REQUIREMENT -
Keep only the lines that hold the string "JSON", filtering out the rest of the entries below.

[Chart and figure data]
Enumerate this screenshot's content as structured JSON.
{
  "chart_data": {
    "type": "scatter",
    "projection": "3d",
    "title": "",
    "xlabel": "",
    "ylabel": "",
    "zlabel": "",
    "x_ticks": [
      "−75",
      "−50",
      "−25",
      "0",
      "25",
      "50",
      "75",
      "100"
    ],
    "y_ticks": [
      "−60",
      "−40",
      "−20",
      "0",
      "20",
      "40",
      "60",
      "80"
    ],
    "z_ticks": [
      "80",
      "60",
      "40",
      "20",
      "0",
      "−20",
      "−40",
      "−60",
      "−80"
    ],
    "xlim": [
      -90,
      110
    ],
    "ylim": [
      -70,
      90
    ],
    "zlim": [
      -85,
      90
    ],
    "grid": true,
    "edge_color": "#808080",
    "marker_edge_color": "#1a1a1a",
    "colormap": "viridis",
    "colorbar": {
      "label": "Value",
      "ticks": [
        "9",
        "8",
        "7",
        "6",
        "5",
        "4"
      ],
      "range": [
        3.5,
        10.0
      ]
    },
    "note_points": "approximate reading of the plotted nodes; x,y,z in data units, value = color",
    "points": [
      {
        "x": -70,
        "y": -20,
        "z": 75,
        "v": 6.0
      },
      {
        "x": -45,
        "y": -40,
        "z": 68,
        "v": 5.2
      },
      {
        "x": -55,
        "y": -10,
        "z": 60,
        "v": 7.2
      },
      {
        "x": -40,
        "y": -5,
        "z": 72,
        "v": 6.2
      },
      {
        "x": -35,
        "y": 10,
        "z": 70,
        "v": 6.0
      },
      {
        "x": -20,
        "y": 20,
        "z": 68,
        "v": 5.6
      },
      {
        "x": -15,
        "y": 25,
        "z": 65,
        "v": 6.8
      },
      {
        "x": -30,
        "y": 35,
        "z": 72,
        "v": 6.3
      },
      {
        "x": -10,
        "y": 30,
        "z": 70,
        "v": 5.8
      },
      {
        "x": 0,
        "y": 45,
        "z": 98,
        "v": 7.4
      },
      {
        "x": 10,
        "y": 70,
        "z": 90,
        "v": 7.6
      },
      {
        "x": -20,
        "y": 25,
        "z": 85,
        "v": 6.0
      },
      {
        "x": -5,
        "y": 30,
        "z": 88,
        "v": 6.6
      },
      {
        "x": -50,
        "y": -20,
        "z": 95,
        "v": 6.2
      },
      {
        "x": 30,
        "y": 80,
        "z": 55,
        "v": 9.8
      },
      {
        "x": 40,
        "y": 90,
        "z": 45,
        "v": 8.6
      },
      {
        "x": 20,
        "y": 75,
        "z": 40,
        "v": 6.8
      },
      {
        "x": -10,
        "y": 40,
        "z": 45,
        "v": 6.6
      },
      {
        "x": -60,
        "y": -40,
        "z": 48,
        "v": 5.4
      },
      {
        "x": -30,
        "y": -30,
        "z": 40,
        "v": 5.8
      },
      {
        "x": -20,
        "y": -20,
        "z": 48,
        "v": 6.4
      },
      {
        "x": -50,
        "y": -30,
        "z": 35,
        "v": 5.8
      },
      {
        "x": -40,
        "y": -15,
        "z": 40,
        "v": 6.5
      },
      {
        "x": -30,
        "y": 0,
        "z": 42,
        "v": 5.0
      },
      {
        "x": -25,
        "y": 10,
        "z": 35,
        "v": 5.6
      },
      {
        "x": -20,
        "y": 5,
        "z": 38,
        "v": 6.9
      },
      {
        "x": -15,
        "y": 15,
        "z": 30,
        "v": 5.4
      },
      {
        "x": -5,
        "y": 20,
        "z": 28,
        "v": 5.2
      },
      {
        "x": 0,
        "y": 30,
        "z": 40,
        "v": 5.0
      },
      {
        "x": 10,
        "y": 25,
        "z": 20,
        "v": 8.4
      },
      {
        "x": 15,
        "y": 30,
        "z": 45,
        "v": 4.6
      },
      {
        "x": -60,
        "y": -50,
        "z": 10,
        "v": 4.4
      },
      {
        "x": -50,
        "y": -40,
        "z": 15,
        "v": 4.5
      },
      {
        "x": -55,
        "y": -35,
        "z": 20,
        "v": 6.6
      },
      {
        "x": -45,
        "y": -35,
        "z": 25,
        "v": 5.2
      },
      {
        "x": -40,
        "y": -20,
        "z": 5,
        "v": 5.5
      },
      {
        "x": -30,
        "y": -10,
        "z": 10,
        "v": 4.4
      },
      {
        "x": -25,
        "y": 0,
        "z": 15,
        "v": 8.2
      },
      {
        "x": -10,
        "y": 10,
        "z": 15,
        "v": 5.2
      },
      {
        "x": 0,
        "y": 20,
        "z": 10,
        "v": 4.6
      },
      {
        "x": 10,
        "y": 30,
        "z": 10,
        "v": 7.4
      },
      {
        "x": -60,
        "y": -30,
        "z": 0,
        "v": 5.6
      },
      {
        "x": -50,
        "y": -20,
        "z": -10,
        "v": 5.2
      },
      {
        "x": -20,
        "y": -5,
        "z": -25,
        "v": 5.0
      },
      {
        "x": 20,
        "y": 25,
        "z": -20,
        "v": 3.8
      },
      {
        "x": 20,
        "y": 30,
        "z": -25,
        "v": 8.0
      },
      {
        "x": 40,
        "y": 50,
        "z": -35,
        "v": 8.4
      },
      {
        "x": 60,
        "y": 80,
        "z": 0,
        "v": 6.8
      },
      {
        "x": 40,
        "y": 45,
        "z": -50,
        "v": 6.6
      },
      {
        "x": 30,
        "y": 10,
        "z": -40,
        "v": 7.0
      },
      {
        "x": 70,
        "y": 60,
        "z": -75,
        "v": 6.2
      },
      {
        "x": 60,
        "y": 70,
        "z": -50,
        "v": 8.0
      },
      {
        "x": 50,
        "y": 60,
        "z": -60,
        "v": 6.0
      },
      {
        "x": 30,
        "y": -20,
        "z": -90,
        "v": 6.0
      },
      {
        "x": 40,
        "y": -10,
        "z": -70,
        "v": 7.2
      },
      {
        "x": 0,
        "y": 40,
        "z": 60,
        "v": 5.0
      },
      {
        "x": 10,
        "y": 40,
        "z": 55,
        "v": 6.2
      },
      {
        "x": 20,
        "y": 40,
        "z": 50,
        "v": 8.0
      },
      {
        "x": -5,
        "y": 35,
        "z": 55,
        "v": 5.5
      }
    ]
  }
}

* * *

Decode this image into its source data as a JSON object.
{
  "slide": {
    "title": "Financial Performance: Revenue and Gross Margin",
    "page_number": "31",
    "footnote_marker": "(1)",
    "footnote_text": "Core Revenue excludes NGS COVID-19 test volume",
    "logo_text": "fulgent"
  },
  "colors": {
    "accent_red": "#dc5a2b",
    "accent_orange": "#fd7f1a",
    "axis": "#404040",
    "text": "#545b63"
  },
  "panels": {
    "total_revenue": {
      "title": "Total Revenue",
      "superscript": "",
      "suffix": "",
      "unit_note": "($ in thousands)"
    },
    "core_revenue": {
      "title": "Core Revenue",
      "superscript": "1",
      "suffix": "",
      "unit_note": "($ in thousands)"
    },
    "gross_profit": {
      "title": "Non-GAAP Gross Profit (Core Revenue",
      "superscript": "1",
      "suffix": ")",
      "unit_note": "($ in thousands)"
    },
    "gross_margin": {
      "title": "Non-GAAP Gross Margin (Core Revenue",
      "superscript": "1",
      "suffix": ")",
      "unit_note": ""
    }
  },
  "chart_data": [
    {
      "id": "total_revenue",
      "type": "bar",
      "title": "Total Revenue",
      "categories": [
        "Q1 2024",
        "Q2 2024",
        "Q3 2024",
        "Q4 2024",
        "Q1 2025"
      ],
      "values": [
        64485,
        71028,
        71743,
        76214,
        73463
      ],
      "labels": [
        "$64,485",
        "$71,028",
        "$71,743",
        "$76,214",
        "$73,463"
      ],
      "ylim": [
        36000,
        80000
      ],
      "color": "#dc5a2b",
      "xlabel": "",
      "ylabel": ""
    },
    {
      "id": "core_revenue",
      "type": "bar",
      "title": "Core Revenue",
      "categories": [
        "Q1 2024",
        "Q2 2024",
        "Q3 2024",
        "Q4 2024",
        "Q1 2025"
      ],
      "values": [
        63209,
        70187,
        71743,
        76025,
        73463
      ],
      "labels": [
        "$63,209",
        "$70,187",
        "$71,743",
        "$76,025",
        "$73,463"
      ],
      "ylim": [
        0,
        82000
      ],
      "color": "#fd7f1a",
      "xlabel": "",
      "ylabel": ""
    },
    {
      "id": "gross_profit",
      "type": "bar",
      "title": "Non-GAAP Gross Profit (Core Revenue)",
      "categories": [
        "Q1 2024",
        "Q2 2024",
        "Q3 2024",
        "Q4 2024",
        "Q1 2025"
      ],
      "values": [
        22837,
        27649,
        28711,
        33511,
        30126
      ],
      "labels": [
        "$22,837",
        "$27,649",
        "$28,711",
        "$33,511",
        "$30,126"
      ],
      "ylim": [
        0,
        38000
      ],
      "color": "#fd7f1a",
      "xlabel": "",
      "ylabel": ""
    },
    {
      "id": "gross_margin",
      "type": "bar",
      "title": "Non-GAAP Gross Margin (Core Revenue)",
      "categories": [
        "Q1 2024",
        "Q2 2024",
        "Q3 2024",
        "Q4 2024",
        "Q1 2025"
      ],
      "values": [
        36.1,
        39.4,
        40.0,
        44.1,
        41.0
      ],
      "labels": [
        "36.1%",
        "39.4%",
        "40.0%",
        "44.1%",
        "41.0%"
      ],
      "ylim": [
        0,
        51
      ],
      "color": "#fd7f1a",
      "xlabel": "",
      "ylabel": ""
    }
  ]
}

TASK SOLUTION -
Enumerate this screenshot's content as structured JSON.
Decode this image into its source data as a JSON object.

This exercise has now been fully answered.